WHAT IS REQUIRED. Reproduce each record exactly.

RECORDED DATA.

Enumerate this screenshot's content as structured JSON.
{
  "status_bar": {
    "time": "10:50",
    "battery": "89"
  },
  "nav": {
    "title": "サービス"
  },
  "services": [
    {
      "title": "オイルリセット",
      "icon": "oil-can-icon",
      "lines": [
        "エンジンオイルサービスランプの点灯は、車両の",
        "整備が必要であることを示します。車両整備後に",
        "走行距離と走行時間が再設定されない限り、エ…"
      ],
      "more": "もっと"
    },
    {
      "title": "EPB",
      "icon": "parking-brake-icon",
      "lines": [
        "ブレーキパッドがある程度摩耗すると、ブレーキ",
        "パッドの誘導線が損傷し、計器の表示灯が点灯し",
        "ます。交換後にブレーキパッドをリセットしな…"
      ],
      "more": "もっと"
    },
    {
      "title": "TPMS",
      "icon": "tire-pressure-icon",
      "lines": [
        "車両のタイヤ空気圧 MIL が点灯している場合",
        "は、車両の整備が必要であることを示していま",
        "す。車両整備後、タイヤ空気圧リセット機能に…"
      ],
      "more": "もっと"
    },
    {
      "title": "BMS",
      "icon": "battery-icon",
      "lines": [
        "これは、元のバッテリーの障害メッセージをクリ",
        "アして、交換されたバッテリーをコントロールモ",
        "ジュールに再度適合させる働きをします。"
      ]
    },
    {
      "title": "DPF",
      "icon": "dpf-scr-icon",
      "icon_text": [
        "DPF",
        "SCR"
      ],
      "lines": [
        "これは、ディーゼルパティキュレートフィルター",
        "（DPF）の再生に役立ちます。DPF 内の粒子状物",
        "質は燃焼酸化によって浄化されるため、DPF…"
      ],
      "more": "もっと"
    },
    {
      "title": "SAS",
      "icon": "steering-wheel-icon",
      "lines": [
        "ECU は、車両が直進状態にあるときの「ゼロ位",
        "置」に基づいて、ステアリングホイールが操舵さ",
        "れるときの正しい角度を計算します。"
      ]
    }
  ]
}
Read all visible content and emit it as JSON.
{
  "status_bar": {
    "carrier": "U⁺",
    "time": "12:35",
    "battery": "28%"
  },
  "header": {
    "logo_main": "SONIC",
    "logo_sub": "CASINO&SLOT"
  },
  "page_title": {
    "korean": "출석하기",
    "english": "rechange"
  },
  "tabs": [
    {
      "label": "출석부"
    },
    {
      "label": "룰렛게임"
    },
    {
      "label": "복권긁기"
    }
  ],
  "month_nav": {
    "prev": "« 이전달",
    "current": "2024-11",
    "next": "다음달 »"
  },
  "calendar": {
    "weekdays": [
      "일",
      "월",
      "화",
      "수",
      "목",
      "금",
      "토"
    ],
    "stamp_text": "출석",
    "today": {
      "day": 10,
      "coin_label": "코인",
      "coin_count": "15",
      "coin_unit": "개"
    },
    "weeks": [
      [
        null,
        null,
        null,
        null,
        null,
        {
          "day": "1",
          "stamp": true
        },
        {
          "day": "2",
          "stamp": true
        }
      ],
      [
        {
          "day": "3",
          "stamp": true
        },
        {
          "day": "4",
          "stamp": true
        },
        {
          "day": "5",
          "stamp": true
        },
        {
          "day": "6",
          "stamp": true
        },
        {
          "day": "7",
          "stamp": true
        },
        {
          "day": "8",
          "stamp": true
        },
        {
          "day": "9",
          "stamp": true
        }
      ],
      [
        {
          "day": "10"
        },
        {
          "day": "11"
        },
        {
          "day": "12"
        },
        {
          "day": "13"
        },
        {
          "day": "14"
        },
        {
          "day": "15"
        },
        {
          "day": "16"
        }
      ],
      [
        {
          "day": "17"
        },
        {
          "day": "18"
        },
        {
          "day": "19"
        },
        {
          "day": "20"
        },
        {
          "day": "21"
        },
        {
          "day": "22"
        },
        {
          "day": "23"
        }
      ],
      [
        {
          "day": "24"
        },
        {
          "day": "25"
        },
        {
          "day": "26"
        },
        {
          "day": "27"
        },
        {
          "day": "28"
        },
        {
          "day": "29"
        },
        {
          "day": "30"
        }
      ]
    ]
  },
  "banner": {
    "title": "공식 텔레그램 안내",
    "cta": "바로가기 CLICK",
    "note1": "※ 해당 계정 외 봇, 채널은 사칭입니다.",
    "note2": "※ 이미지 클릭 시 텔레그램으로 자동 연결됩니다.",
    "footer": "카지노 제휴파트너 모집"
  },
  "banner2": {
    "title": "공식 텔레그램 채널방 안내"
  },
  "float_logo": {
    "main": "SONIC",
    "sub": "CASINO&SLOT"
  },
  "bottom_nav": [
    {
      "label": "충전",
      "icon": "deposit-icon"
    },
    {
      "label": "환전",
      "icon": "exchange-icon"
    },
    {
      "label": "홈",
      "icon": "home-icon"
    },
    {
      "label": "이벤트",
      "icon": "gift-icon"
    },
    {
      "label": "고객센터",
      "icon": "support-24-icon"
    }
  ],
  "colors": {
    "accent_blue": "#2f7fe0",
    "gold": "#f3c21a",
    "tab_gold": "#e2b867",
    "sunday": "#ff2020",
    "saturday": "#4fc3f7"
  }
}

EXERCISE RESULT.
Enumerate this screenshot's content as structured JSON.
{
  "status_bar": {
    "time": "10:50",
    "battery": "89"
  },
  "nav": {
    "title": "サービス"
  },
  "services": [
    {
      "title": "オイルリセット",
      "icon": "oil-can-icon",
      "lines": [
        "エンジンオイルサービスランプの点灯は、車両の",
        "整備が必要であることを示します。車両整備後に",
        "走行距離と走行時間が再設定されない限り、エ…"
      ],
      "more": "もっと"
    },
    {
      "title": "EPB",
      "icon": "parking-brake-icon",
      "lines": [
        "ブレーキパッドがある程度摩耗すると、ブレーキ",
        "パッドの誘導線が損傷し、計器の表示灯が点灯し",
        "ます。交換後にブレーキパッドをリセットしな…"
      ],
      "more": "もっと"
    },
    {
      "title": "TPMS",
      "icon": "tire-pressure-icon",
      "lines": [
        "車両のタイヤ空気圧 MIL が点灯している場合",
        "は、車両の整備が必要であることを示していま",
        "す。車両整備後、タイヤ空気圧リセット機能に…"
      ],
      "more": "もっと"
    },
    {
      "title": "BMS",
      "icon": "battery-icon",
      "lines": [
        "これは、元のバッテリーの障害メッセージをクリ",
        "アして、交換されたバッテリーをコントロールモ",
        "ジュールに再度適合させる働きをします。"
      ]
    },
    {
      "title": "DPF",
      "icon": "dpf-scr-icon",
      "icon_text": [
        "DPF",
        "SCR"
      ],
      "lines": [
        "これは、ディーゼルパティキュレートフィルター",
        "（DPF）の再生に役立ちます。DPF 内の粒子状物",
        "質は燃焼酸化によって浄化されるため、DPF…"
      ],
      "more": "もっと"
    },
    {
      "title": "SAS",
      "icon": "steering-wheel-icon",
      "lines": [
        "ECU は、車両が直進状態にあるときの「ゼロ位",
        "置」に基づいて、ステアリングホイールが操舵さ",
        "れるときの正しい角度を計算します。"
      ]
    }
  ]
}
Read all visible content and emit it as JSON.
{
  "status_bar": {
    "carrier": "U⁺",
    "time": "12:35",
    "battery": "28%"
  },
  "header": {
    "logo_main": "SONIC",
    "logo_sub": "CASINO&SLOT"
  },
  "page_title": {
    "korean": "출석하기",
    "english": "rechange"
  },
  "tabs": [
    {
      "label": "출석부"
    },
    {
      "label": "룰렛게임"
    },
    {
      "label": "복권긁기"
    }
  ],
  "month_nav": {
    "prev": "« 이전달",
    "current": "2024-11",
    "next": "다음달 »"
  },
  "calendar": {
    "weekdays": [
      "일",
      "월",
      "화",
      "수",
      "목",
      "금",
      "토"
    ],
    "stamp_text": "출석",
    "today": {
      "day": 10,
      "coin_label": "코인",
      "coin_count": "15",
      "coin_unit": "개"
    },
    "weeks": [
      [
        null,
        null,
        null,
        null,
        null,
        {
          "day": "1",
          "stamp": true
        },
        {
          "day": "2",
          "stamp": true
        }
      ],
      [
        {
          "day": "3",
          "stamp": true
        },
        {
          "day": "4",
          "stamp": true
        },
        {
          "day": "5",
          "stamp": true
        },
        {
          "day": "6",
          "stamp": true
        },
        {
          "day": "7",
          "stamp": true
        },
        {
          "day": "8",
          "stamp": true
        },
        {
          "day": "9",
          "stamp": true
        }
      ],
      [
        {
          "day": "10"
        },
        {
          "day": "11"
        },
        {
          "day": "12"
        },
        {
          "day": "13"
        },
        {
          "day": "14"
        },
        {
          "day": "15"
        },
        {
          "day": "16"
        }
      ],
      [
        {
          "day": "17"
        },
        {
          "day": "18"
        },
        {
          "day": "19"
        },
        {
          "day": "20"
        },
        {
          "day": "21"
        },
        {
          "day": "22"
        },
        {
          "day": "23"
        }
      ],
      [
        {
          "day": "24"
        },
        {
          "day": "25"
        },
        {
          "day": "26"
        },
        {
          "day": "27"
        },
        {
          "day": "28"
        },
        {
          "day": "29"
        },
        {
          "day": "30"
        }
      ]
    ]
  },
  "banner": {
    "title": "공식 텔레그램 안내",
    "cta": "바로가기 CLICK",
    "note1": "※ 해당 계정 외 봇, 채널은 사칭입니다.",
    "note2": "※ 이미지 클릭 시 텔레그램으로 자동 연결됩니다.",
    "footer": "카지노 제휴파트너 모집"
  },
  "banner2": {
    "title": "공식 텔레그램 채널방 안내"
  },
  "float_logo": {
    "main": "SONIC",
    "sub": "CASINO&SLOT"
  },
  "bottom_nav": [
    {
      "label": "충전",
      "icon": "deposit-icon"
    },
    {
      "label": "환전",
      "icon": "exchange-icon"
    },
    {
      "label": "홈",
      "icon": "home-icon"
    },
    {
      "label": "이벤트",
      "icon": "gift-icon"
    },
    {
      "label": "고객센터",
      "icon": "support-24-icon"
    }
  ],
  "colors": {
    "accent_blue": "#2f7fe0",
    "gold": "#f3c21a",
    "tab_gold": "#e2b867",
    "sunday": "#ff2020",
    "saturday": "#4fc3f7"
  }
}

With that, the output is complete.